Ignace Pittet : Paysan du Grésivaudan et auteur d'un livre sur mon expérience agricole et l'économie ("Paysan dans la tourmente. Pour une économie solidaire", l'Harmattan 2003), je puis dire, sans avoir lu leurs ouvrages, que je pencherais plutôt pour Marc Dufumier, un autre nom prédestiné à mon avis également (sans être pour le retour au seul fumier comme au temps de mon grand-père, car on a découvert d'autre méthodes écologiques que je suis en train d'expérimenter par moi-même).

Je dirais, personnellement, que l'on ne peut faire coexister à la fois l'agriculture industrielle et ses grands promoteurs comme Monsanto, Sygenta et bien d'autres tenants de la chimie et des manipulations génétiques dont on ne perçoit pas toutes les conséquences et une agriculture écologique. Il s'agit plus largement d'un problème de société. Je suis partisan (et promoteur aussi, avec planches et vidéo-projection!) d'un autre modèle de société qui prenne en compte la dimension solidaire et la dimension écologique toutes deux nécessaires au salut du monde moderne.

──────────

Consignes de l'exercice>
1. Recopiez sans rien changer le passage de l'extrait qui commence par les mots « Ignace Pittet : Paysan » et se termine par « d'expérimenter par moi-même). ».
2. Répondez à ces questions sur l'extrait :
(a) Quelle maison d'édition a publié le livre de l'auteur, et en quelle année ?
(b) Vers quel auteur penche plutôt la personne qui s'exprime ?
(c) Quelles sont les deux dimensions que doit prendre en compte le modèle de société défendu ?
3. Relevez tous les noms propres de personnes, de région, de maison d'édition et d'entreprises qui figurent dans l'extrait, sans compter le titre du livre.
Répondez uniquement à partir de l'extrait.

──────────

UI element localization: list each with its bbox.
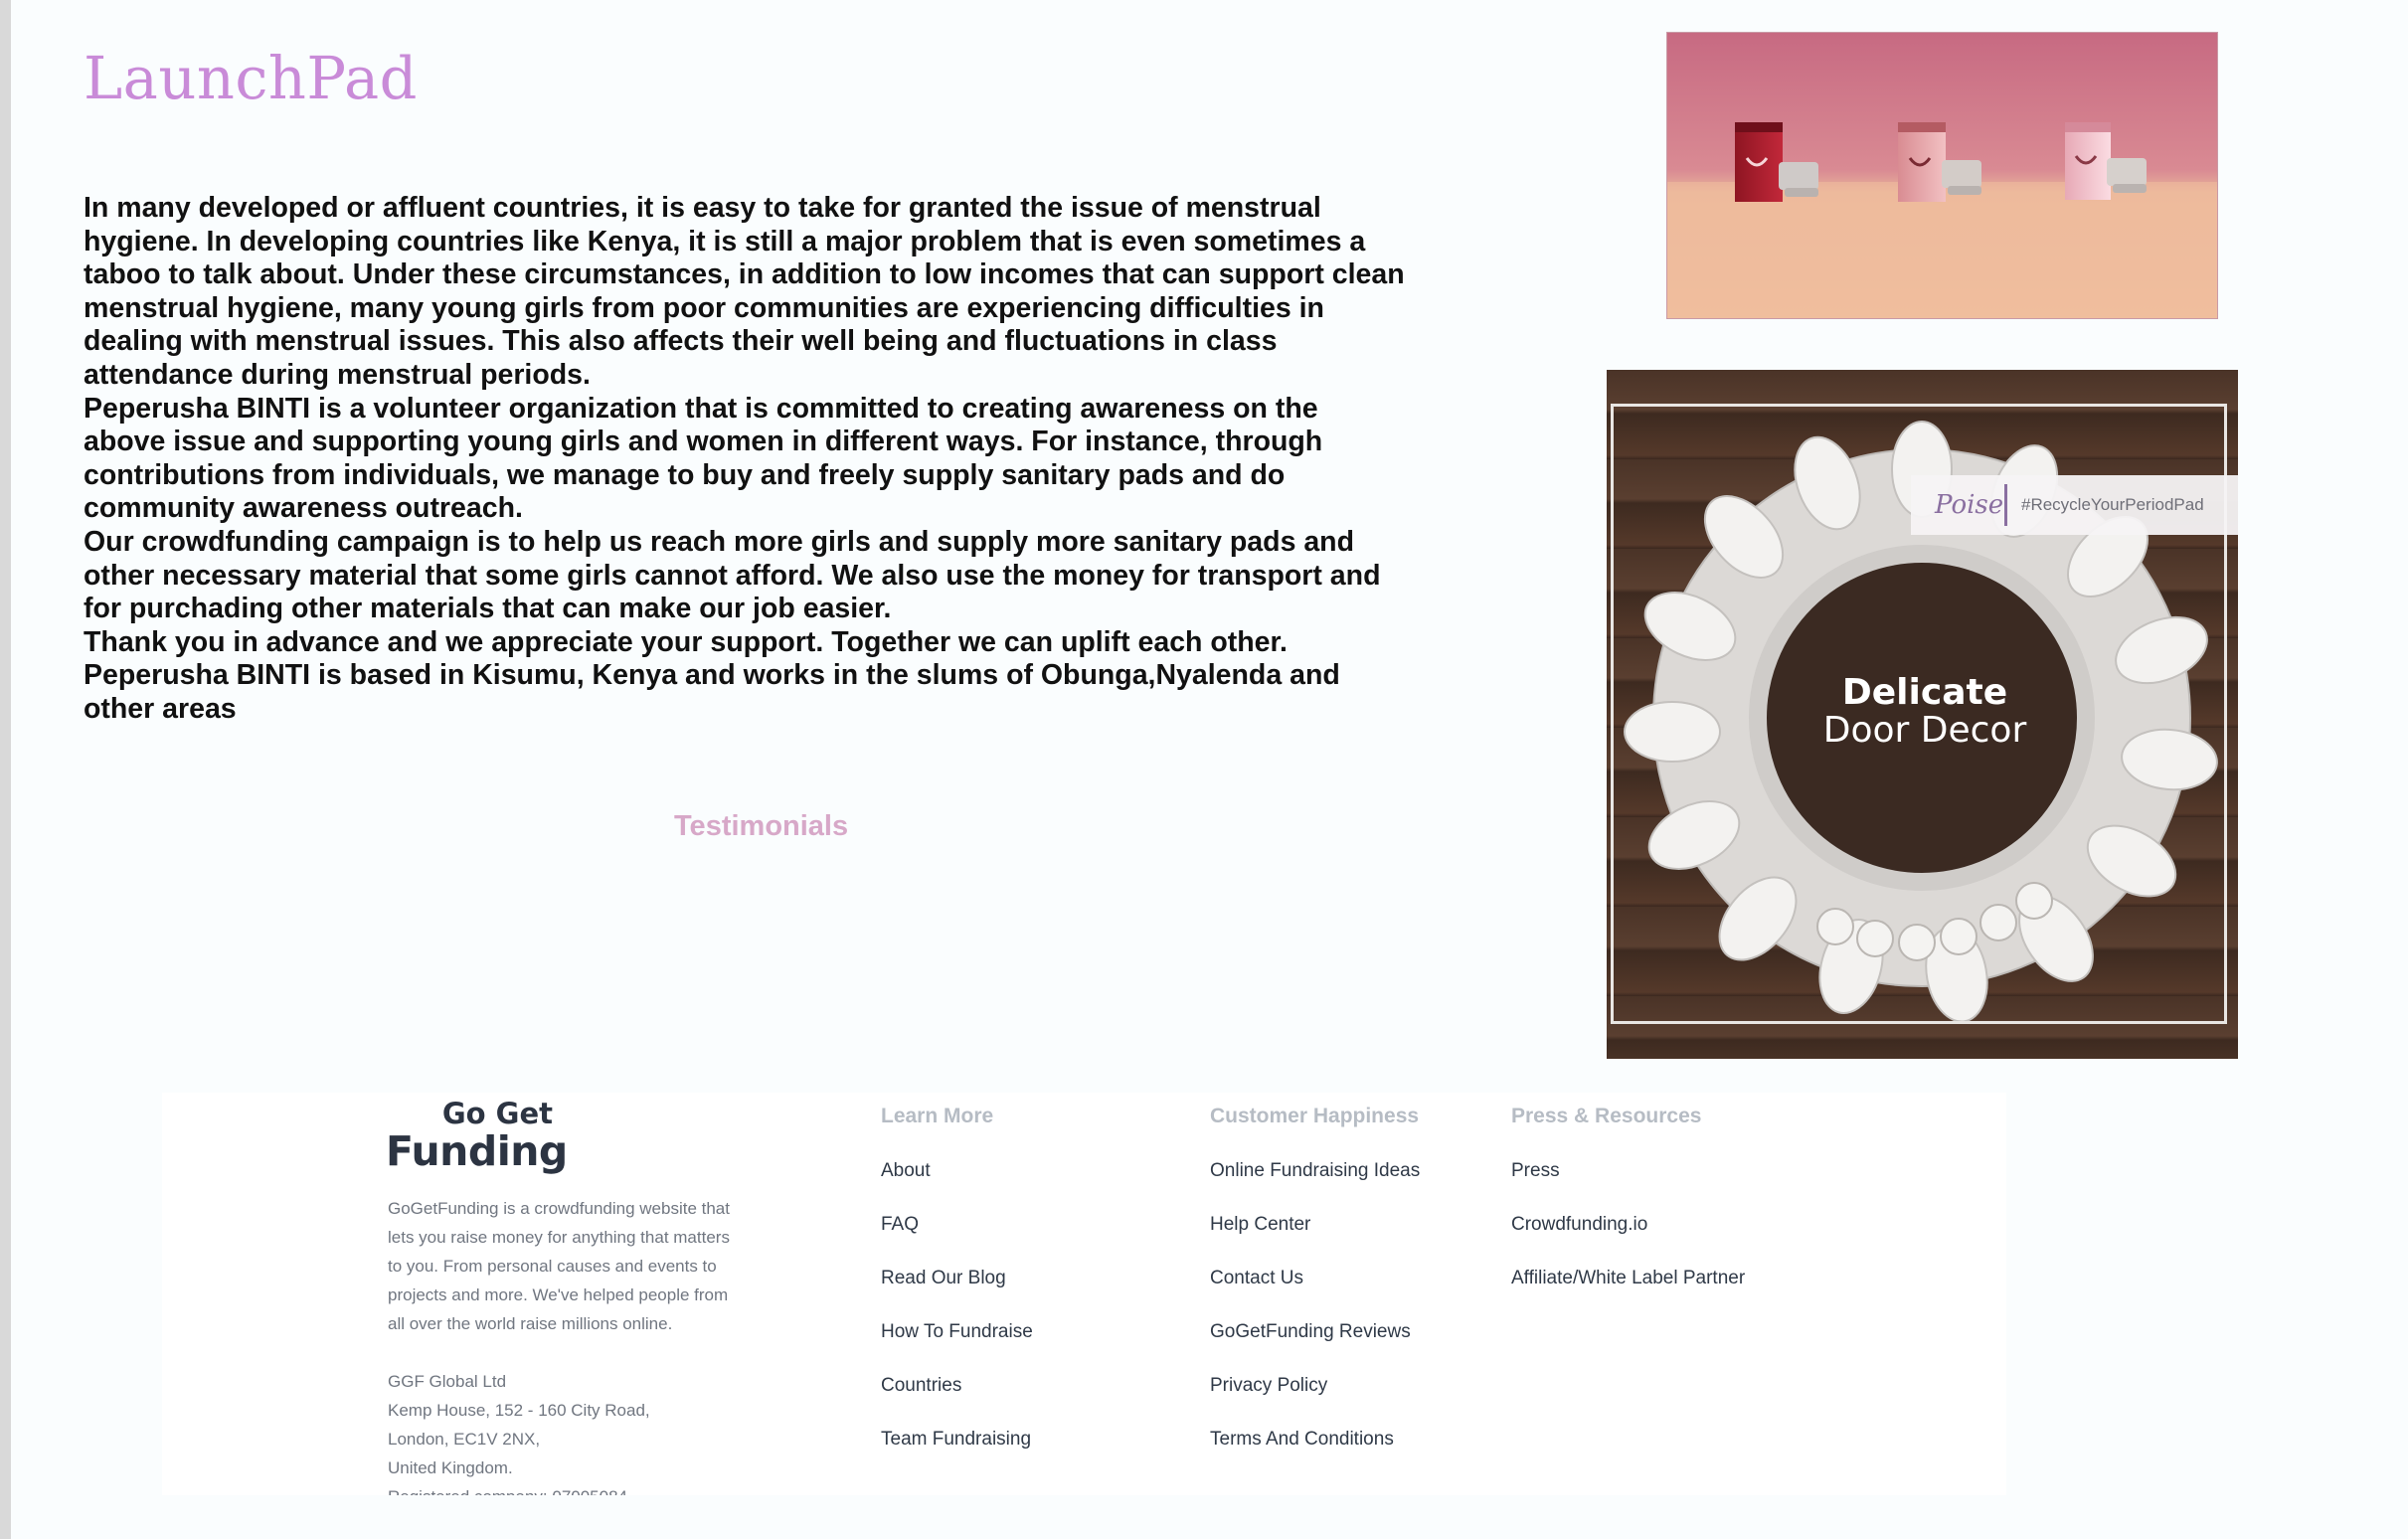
footer-link-team-fundraising[interactable]: Team Fundraising: [881, 1428, 1033, 1481]
address-line: Registered company: 07005084: [388, 1482, 746, 1495]
story-paragraph-4: Thank you in advance and we appreciate y…: [84, 625, 1288, 658]
poise-logo: Poise: [1935, 490, 2004, 520]
address-line: United Kingdom.: [388, 1458, 513, 1477]
footer-link-press[interactable]: Press: [1511, 1159, 1745, 1213]
wreath-photo: Poise #RecycleYourPeriodPad Delicate Doo…: [1607, 370, 2238, 1059]
footer-about: GoGetFunding is a crowdfunding website t…: [388, 1194, 746, 1495]
footer-column-customer-happiness: Customer Happiness Online Fundraising Id…: [1210, 1105, 1420, 1481]
site-footer: Go Get Funding GoGetFunding is a crowdfu…: [162, 1093, 2006, 1495]
footer-link-help-center[interactable]: Help Center: [1210, 1213, 1420, 1267]
caption-line-1: Delicate: [1841, 672, 2008, 713]
wreath-caption: Delicate Door Decor: [1776, 674, 2074, 750]
footer-link-blog[interactable]: Read Our Blog: [881, 1267, 1033, 1320]
campaign-story: In many developed or affluent countries,…: [84, 192, 1406, 727]
about-description: GoGetFunding is a crowdfunding website t…: [388, 1199, 730, 1333]
logo-line-2: Funding: [386, 1127, 568, 1175]
footer-link-reviews[interactable]: GoGetFunding Reviews: [1210, 1320, 1420, 1374]
product-photo: [1666, 32, 2218, 319]
footer-link-terms[interactable]: Terms And Conditions: [1210, 1428, 1420, 1481]
footer-link-countries[interactable]: Countries: [881, 1374, 1033, 1428]
press-resources-heading: Press & Resources: [1511, 1105, 1702, 1127]
footer-link-about[interactable]: About: [881, 1159, 1033, 1213]
page-left-edge: [0, 0, 11, 1539]
footer-link-how-to-fundraise[interactable]: How To Fundraise: [881, 1320, 1033, 1374]
banner-divider: [2004, 484, 2007, 526]
company-address: GGF Global Ltd Kemp House, 152 - 160 Cit…: [388, 1367, 746, 1495]
footer-column-press-resources: Press & Resources Press Crowdfunding.io …: [1511, 1105, 1745, 1320]
address-line: Kemp House, 152 - 160 City Road,: [388, 1401, 650, 1420]
address-line: GGF Global Ltd: [388, 1372, 507, 1391]
hashtag-text: #RecycleYourPeriodPad: [2021, 495, 2204, 514]
caption-line-2: Door Decor: [1822, 710, 2027, 751]
story-paragraph-3: Our crowdfunding campaign is to help us …: [84, 525, 1381, 625]
footer-link-contact-us[interactable]: Contact Us: [1210, 1267, 1420, 1320]
story-paragraph-5: Peperusha BINTI is based in Kisumu, Keny…: [84, 659, 1340, 725]
gogetfunding-logo[interactable]: Go Get Funding: [386, 1097, 568, 1175]
footer-column-learn-more: Learn More About FAQ Read Our Blog How T…: [881, 1105, 1033, 1481]
hashtag-banner: Poise #RecycleYourPeriodPad: [1911, 475, 2238, 535]
logo-line-1: Go Get: [441, 1097, 553, 1130]
learn-more-heading: Learn More: [881, 1105, 994, 1127]
story-paragraph-1: In many developed or affluent countries,…: [84, 192, 1405, 391]
testimonials-heading[interactable]: Testimonials: [674, 810, 848, 843]
footer-link-privacy-policy[interactable]: Privacy Policy: [1210, 1374, 1420, 1428]
launchpad-title: LaunchPad: [84, 44, 418, 112]
customer-happiness-heading: Customer Happiness: [1210, 1105, 1420, 1127]
address-line: London, EC1V 2NX,: [388, 1430, 541, 1449]
footer-link-fundraising-ideas[interactable]: Online Fundraising Ideas: [1210, 1159, 1420, 1213]
footer-link-faq[interactable]: FAQ: [881, 1213, 1033, 1267]
footer-link-affiliate[interactable]: Affiliate/White Label Partner: [1511, 1267, 1745, 1320]
story-paragraph-2: Peperusha BINTI is a volunteer organizat…: [84, 392, 1323, 525]
footer-link-crowdfunding-io[interactable]: Crowdfunding.io: [1511, 1213, 1745, 1267]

──────────

Les réponses>
1.
Ignace Pittet : Paysan du Grésivaudan et auteur d'un livre sur mon expérience agricole et l'économie ("Paysan dans la tourmente. Pour une économie solidaire", l'Harmattan 2003), je puis dire, sans avoir lu leurs ouvrages, que je pencherais plutôt pour Marc Dufumier, un autre nom prédestiné à mon avis également (sans être pour le retour au seul fumier comme au temps de mon grand-père, car on a découvert d'autre méthodes écologiques que je suis en train d'expérimenter par moi-même).

2.
(a) L'Harmattan, en 2003.
(b) Marc Dufumier.
(c) La dimension solidaire et la dimension écologique.

3. Ignace Pittet, Grésivaudan, l'Harmattan, Marc Dufumier, Monsanto, Sygenta